STATED EXERCISE
Answer with nothing but the number of lines that include the word "делаешь".

MATERIAL PROVIDED
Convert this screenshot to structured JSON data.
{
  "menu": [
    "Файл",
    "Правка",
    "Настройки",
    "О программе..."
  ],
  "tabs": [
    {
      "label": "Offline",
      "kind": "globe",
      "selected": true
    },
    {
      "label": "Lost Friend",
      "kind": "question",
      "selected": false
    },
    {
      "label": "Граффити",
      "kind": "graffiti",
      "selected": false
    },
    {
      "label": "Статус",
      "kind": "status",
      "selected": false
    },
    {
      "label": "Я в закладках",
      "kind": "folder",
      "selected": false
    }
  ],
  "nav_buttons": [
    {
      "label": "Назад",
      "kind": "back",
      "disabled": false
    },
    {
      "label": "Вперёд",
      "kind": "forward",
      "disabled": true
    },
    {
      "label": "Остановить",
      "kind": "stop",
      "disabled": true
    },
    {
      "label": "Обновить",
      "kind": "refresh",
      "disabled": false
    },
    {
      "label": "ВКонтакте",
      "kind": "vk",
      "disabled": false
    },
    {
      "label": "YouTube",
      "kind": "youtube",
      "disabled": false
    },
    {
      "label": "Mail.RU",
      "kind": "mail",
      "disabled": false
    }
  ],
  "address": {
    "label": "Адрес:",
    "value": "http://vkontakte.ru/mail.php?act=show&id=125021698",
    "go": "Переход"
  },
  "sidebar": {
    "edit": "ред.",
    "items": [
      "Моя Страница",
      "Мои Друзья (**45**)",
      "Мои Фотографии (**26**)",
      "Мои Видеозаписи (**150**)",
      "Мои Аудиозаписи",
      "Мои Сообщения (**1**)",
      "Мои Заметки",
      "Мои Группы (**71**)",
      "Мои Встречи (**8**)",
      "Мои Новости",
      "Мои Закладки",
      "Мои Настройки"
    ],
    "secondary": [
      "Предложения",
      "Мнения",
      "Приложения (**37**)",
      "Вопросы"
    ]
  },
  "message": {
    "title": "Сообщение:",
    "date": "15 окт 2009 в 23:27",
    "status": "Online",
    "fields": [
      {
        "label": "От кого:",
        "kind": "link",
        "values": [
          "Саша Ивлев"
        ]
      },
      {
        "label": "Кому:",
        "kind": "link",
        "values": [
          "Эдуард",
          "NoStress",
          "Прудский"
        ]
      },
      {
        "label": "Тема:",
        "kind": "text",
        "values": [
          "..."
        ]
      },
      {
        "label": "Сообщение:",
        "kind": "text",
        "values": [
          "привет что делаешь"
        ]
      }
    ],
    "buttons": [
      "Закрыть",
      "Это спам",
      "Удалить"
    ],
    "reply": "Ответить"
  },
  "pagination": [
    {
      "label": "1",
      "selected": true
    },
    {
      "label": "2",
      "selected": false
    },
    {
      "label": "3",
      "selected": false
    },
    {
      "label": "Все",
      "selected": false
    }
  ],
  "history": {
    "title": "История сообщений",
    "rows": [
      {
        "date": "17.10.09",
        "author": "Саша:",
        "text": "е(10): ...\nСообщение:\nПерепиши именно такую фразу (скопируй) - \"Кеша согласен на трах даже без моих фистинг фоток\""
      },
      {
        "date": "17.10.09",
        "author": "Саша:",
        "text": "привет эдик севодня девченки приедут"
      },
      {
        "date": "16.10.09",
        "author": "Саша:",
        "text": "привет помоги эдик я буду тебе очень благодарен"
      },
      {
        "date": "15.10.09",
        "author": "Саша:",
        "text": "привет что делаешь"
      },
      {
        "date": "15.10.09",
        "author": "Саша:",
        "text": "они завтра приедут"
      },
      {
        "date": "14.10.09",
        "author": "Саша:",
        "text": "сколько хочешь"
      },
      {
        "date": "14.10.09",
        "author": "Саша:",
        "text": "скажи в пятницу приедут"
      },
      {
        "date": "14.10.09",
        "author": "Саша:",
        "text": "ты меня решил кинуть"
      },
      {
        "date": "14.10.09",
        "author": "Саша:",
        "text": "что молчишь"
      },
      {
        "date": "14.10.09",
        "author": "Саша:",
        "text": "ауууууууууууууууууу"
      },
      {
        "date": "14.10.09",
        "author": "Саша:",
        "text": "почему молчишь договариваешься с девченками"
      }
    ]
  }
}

THE COMPLETED TASK
2